WHAT THE TASK ASKS
Copy all lines below exactly as written. Leave pictures out.

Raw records
────
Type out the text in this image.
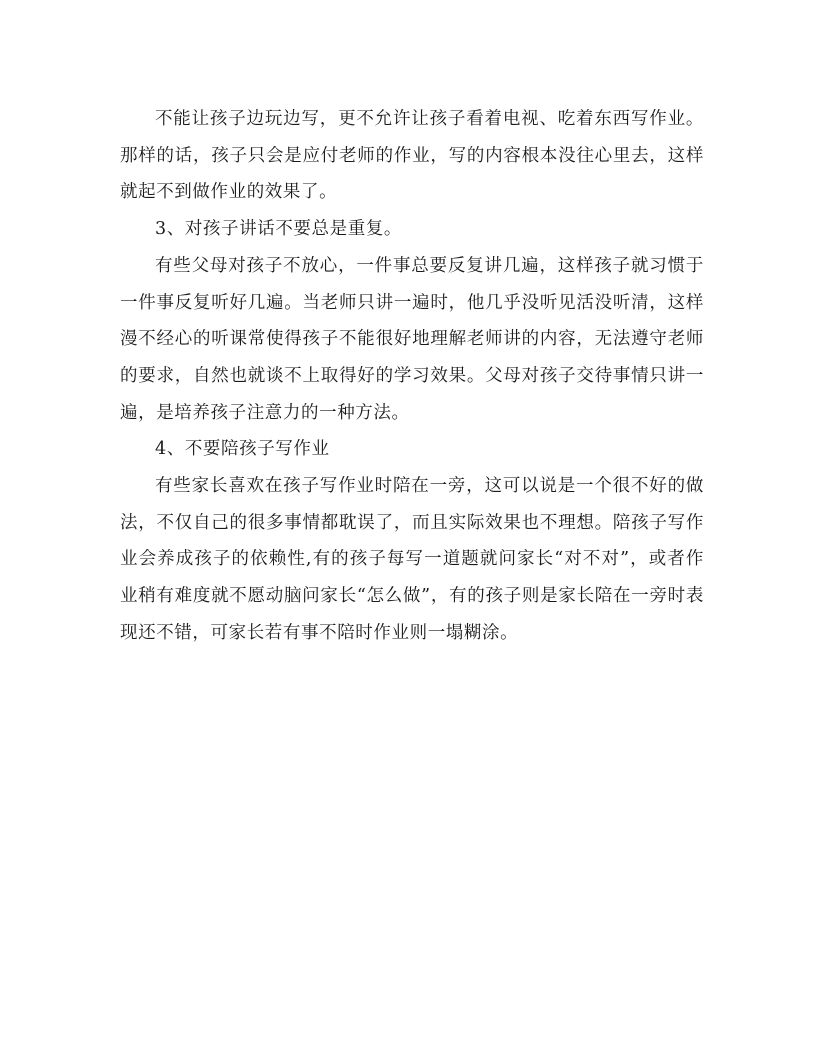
不能让孩子边玩边写，更不允许让孩子看着电视、吃着东西写作业。那样的话，孩子只会是应付老师的作业，写的内容根本没往心里去，这样就起不到做作业的效果了。

3、对孩子讲话不要总是重复。

有些父母对孩子不放心，一件事总要反复讲几遍，这样孩子就习惯于一件事反复听好几遍。当老师只讲一遍时，他几乎没听见活没听清，这样漫不经心的听课常使得孩子不能很好地理解老师讲的内容，无法遵守老师的要求，自然也就谈不上取得好的学习效果。父母对孩子交待事情只讲一遍，是培养孩子注意力的一种方法。

4、不要陪孩子写作业

有些家长喜欢在孩子写作业时陪在一旁，这可以说是一个很不好的做法，不仅自己的很多事情都耽误了，而且实际效果也不理想。陪孩子写作业会养成孩子的依赖性,有的孩子每写一道题就问家长“对不对”，或者作业稍有难度就不愿动脑问家长“怎么做”，有的孩子则是家长陪在一旁时表现还不错，可家长若有事不陪时作业则一塌糊涂。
────
ANSWER IN FULL
Type out the text in this image.
不能让孩子边玩边写，更不允许让孩子看着电视、吃着东西写作业。那样的话，孩子只会是应付老师的作业，写的内容根本没往心里去，这样就起不到做作业的效果了。

3、对孩子讲话不要总是重复。

有些父母对孩子不放心，一件事总要反复讲几遍，这样孩子就习惯于一件事反复听好几遍。当老师只讲一遍时，他几乎没听见活没听清，这样漫不经心的听课常使得孩子不能很好地理解老师讲的内容，无法遵守老师的要求，自然也就谈不上取得好的学习效果。父母对孩子交待事情只讲一遍，是培养孩子注意力的一种方法。

4、不要陪孩子写作业

有些家长喜欢在孩子写作业时陪在一旁，这可以说是一个很不好的做法，不仅自己的很多事情都耽误了，而且实际效果也不理想。陪孩子写作业会养成孩子的依赖性,有的孩子每写一道题就问家长“对不对”，或者作业稍有难度就不愿动脑问家长“怎么做”，有的孩子则是家长陪在一旁时表现还不错，可家长若有事不陪时作业则一塌糊涂。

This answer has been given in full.